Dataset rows

------------------------------------------------

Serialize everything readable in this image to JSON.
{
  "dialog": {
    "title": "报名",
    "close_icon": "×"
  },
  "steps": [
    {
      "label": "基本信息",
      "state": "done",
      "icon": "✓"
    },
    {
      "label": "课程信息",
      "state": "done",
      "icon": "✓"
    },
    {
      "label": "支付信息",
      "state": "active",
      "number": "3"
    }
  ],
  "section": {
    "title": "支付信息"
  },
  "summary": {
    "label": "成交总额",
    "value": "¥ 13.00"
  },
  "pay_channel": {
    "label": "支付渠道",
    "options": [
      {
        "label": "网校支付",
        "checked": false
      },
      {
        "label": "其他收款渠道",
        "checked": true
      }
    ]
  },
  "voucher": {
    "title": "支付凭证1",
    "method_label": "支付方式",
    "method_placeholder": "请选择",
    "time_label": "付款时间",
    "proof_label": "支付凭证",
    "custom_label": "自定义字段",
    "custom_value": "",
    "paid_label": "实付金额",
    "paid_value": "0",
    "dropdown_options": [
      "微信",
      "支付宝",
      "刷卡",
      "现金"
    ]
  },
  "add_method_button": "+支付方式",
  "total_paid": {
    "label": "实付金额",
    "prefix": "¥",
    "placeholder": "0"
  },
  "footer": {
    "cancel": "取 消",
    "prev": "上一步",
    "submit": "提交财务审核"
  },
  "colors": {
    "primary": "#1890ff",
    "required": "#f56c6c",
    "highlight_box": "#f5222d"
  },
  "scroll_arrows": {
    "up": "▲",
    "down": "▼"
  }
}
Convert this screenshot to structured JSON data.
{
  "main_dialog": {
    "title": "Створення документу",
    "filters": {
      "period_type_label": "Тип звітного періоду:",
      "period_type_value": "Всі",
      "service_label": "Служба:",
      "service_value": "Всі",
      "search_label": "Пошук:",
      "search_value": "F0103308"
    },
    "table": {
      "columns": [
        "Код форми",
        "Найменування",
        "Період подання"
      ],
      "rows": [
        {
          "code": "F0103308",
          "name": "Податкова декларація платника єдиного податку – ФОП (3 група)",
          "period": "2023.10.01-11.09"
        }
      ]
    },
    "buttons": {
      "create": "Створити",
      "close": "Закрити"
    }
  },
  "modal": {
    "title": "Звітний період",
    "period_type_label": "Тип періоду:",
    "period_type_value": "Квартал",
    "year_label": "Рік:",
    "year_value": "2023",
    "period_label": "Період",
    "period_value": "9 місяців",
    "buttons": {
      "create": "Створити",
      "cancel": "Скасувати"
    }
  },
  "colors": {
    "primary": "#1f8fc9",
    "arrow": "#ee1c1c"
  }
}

------------------------------------------------

### What the task asks
Search the preceding listing for the word "this" and pull out every line that holds it.

### Expected answer
Serialize everything readable in this image to JSON.
Convert this screenshot to structured JSON data.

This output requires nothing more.